**EXERCISE REQUIREMENTS**. All of the listing below must be repeated word for word. Pictures are the only thing to omit.

* BEGIN LISTED ENTRIES *

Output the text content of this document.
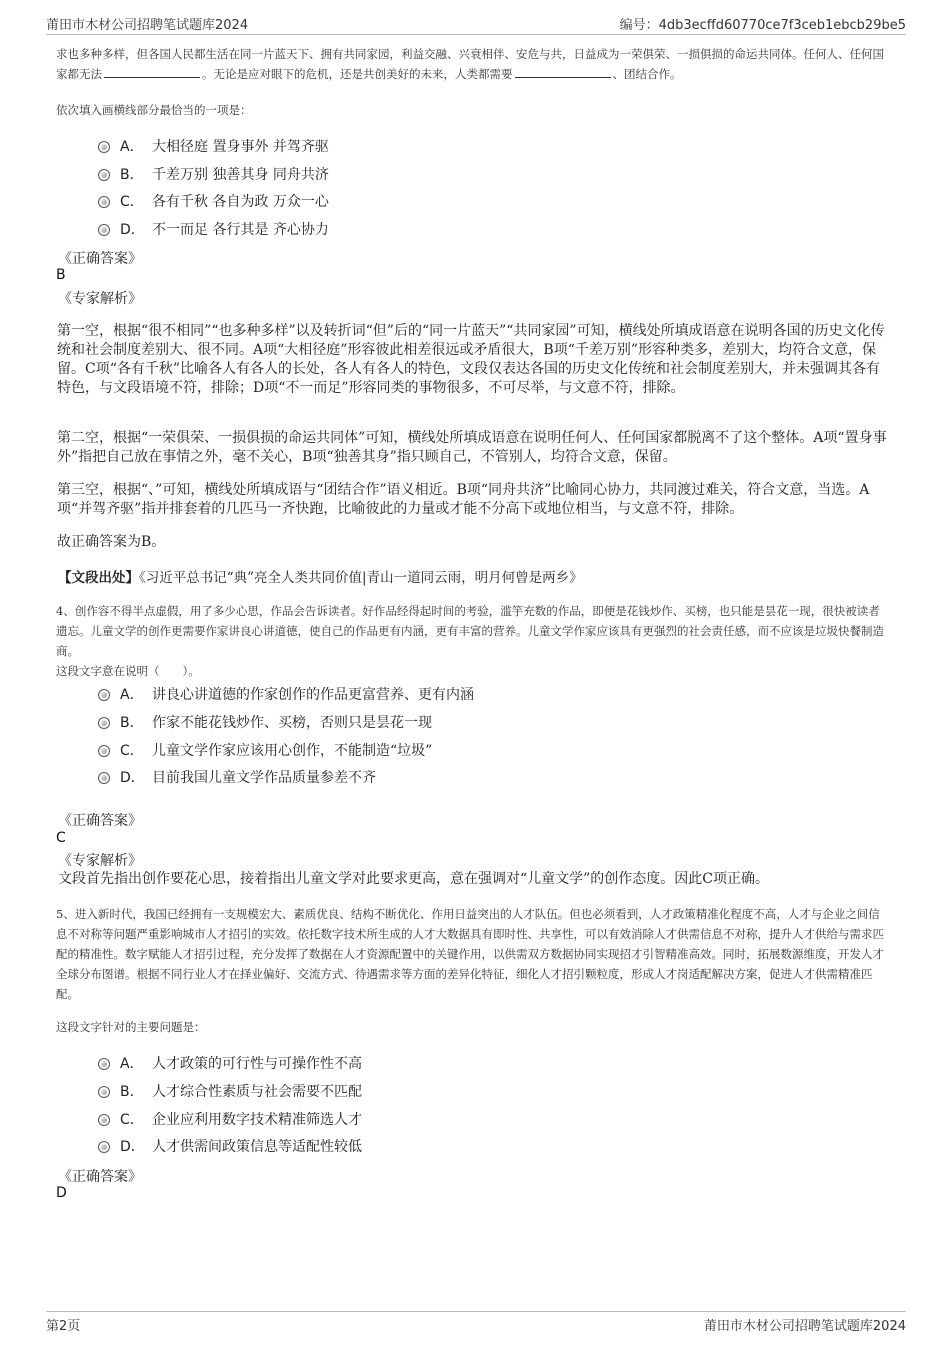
莆田市木材公司招聘笔试题库2024	编号：4db3ecffd60770ce7f3ceb1ebcb29be5
求也多种多样，但各国人民都生活在同一片蓝天下、拥有共同家园，利益交融、兴衰相伴、安危与共，日益成为一荣俱荣、一损俱损的命运共同体。任何人、任何国家都无法	。无论是应对眼下的危机，还是共创美好的未来，人类都需要	、团结合作。
依次填入画横线部分最恰当的一项是：
A． 大相径庭 置身事外 并驾齐驱
B． 千差万别 独善其身 同舟共济
C． 各有千秋 各自为政 万众一心
D． 不一而足 各行其是 齐心协力
《正确答案》
B
《专家解析》
第一空，根据“很不相同”“也多种多样”以及转折词“但”后的“同一片蓝天”“共同家园”可知，横线处所填成语意在说明各国的历史文化传统和社会制度差别大、很不同。A项“大相径庭”形容彼此相差很远或矛盾很大，B项“千差万别”形容种类多，差别大，均符合文意，保留。C项“各有千秋”比喻各人有各人的长处，各人有各人的特色，文段仅表达各国的历史文化传统和社会制度差别大，并未强调其各有特色，与文段语境不符，排除；D项“不一而足”形容同类的事物很多，不可尽举，与文意不符，排除。
第二空，根据“一荣俱荣、一损俱损的命运共同体”可知，横线处所填成语意在说明任何人、任何国家都脱离不了这个整体。A项“置身事外”指把自己放在事情之外，毫不关心，B项“独善其身”指只顾自己，不管别人，均符合文意，保留。
第三空，根据“、”可知，横线处所填成语与“团结合作”语义相近。B项“同舟共济”比喻同心协力，共同渡过难关，符合文意，当选。A项“并驾齐驱”指并排套着的几匹马一齐快跑，比喻彼此的力量或才能不分高下或地位相当，与文意不符，排除。
故正确答案为B。
【文段出处】《习近平总书记“典”亮全人类共同价值|青山一道同云雨，明月何曾是两乡》
4、创作容不得半点虚假，用了多少心思，作品会告诉读者。好作品经得起时间的考验，滥竽充数的作品，即便是花钱炒作、买榜，也只能是昙花一现，很快被读者遗忘。儿童文学的创作更需要作家讲良心讲道德，使自己的作品更有内涵，更有丰富的营养。儿童文学作家应该具有更强烈的社会责任感，而不应该是垃圾快餐制造商。
这段文字意在说明（　　）。
A． 讲良心讲道德的作家创作的作品更富营养、更有内涵
B． 作家不能花钱炒作、买榜，否则只是昙花一现
C． 儿童文学作家应该用心创作，不能制造“垃圾”
D． 目前我国儿童文学作品质量参差不齐
《正确答案》
C
《专家解析》
文段首先指出创作要花心思，接着指出儿童文学对此要求更高，意在强调对“儿童文学”的创作态度。因此C项正确。
5、进入新时代，我国已经拥有一支规模宏大、素质优良、结构不断优化、作用日益突出的人才队伍。但也必须看到，人才政策精准化程度不高，人才与企业之间信息不对称等问题严重影响城市人才招引的实效。依托数字技术所生成的人才大数据具有即时性、共享性，可以有效消除人才供需信息不对称，提升人才供给与需求匹配的精准性。数字赋能人才招引过程，充分发挥了数据在人才资源配置中的关键作用，以供需双方数据协同实现招才引智精准高效。同时，拓展数源维度，开发人才全球分布图谱。根据不同行业人才在择业偏好、交流方式、待遇需求等方面的差异化特征，细化人才招引颗粒度，形成人才岗适配解决方案，促进人才供需精准匹配。
这段文字针对的主要问题是：
A． 人才政策的可行性与可操作性不高
B． 人才综合性素质与社会需要不匹配
C． 企业应利用数字技术精准筛选人才
D． 人才供需间政策信息等适配性较低
《正确答案》
D
第2页	莆田市木材公司招聘笔试题库2024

* END LISTED ENTRIES *

**EXERCISE ANSWER**.
Output the text content of this document.
莆田市木材公司招聘笔试题库2024	编号：4db3ecffd60770ce7f3ceb1ebcb29be5
求也多种多样，但各国人民都生活在同一片蓝天下、拥有共同家园，利益交融、兴衰相伴、安危与共，日益成为一荣俱荣、一损俱损的命运共同体。任何人、任何国家都无法	。无论是应对眼下的危机，还是共创美好的未来，人类都需要	、团结合作。
依次填入画横线部分最恰当的一项是：
A． 大相径庭 置身事外 并驾齐驱
B． 千差万别 独善其身 同舟共济
C． 各有千秋 各自为政 万众一心
D． 不一而足 各行其是 齐心协力
《正确答案》
B
《专家解析》
第一空，根据“很不相同”“也多种多样”以及转折词“但”后的“同一片蓝天”“共同家园”可知，横线处所填成语意在说明各国的历史文化传统和社会制度差别大、很不同。A项“大相径庭”形容彼此相差很远或矛盾很大，B项“千差万别”形容种类多，差别大，均符合文意，保留。C项“各有千秋”比喻各人有各人的长处，各人有各人的特色，文段仅表达各国的历史文化传统和社会制度差别大，并未强调其各有特色，与文段语境不符，排除；D项“不一而足”形容同类的事物很多，不可尽举，与文意不符，排除。
第二空，根据“一荣俱荣、一损俱损的命运共同体”可知，横线处所填成语意在说明任何人、任何国家都脱离不了这个整体。A项“置身事外”指把自己放在事情之外，毫不关心，B项“独善其身”指只顾自己，不管别人，均符合文意，保留。
第三空，根据“、”可知，横线处所填成语与“团结合作”语义相近。B项“同舟共济”比喻同心协力，共同渡过难关，符合文意，当选。A项“并驾齐驱”指并排套着的几匹马一齐快跑，比喻彼此的力量或才能不分高下或地位相当，与文意不符，排除。
故正确答案为B。
【文段出处】《习近平总书记“典”亮全人类共同价值|青山一道同云雨，明月何曾是两乡》
4、创作容不得半点虚假，用了多少心思，作品会告诉读者。好作品经得起时间的考验，滥竽充数的作品，即便是花钱炒作、买榜，也只能是昙花一现，很快被读者遗忘。儿童文学的创作更需要作家讲良心讲道德，使自己的作品更有内涵，更有丰富的营养。儿童文学作家应该具有更强烈的社会责任感，而不应该是垃圾快餐制造商。
这段文字意在说明（　　）。
A． 讲良心讲道德的作家创作的作品更富营养、更有内涵
B． 作家不能花钱炒作、买榜，否则只是昙花一现
C． 儿童文学作家应该用心创作，不能制造“垃圾”
D． 目前我国儿童文学作品质量参差不齐
《正确答案》
C
《专家解析》
文段首先指出创作要花心思，接着指出儿童文学对此要求更高，意在强调对“儿童文学”的创作态度。因此C项正确。
5、进入新时代，我国已经拥有一支规模宏大、素质优良、结构不断优化、作用日益突出的人才队伍。但也必须看到，人才政策精准化程度不高，人才与企业之间信息不对称等问题严重影响城市人才招引的实效。依托数字技术所生成的人才大数据具有即时性、共享性，可以有效消除人才供需信息不对称，提升人才供给与需求匹配的精准性。数字赋能人才招引过程，充分发挥了数据在人才资源配置中的关键作用，以供需双方数据协同实现招才引智精准高效。同时，拓展数源维度，开发人才全球分布图谱。根据不同行业人才在择业偏好、交流方式、待遇需求等方面的差异化特征，细化人才招引颗粒度，形成人才岗适配解决方案，促进人才供需精准匹配。
这段文字针对的主要问题是：
A． 人才政策的可行性与可操作性不高
B． 人才综合性素质与社会需要不匹配
C． 企业应利用数字技术精准筛选人才
D． 人才供需间政策信息等适配性较低
《正确答案》
D
第2页	莆田市木材公司招聘笔试题库2024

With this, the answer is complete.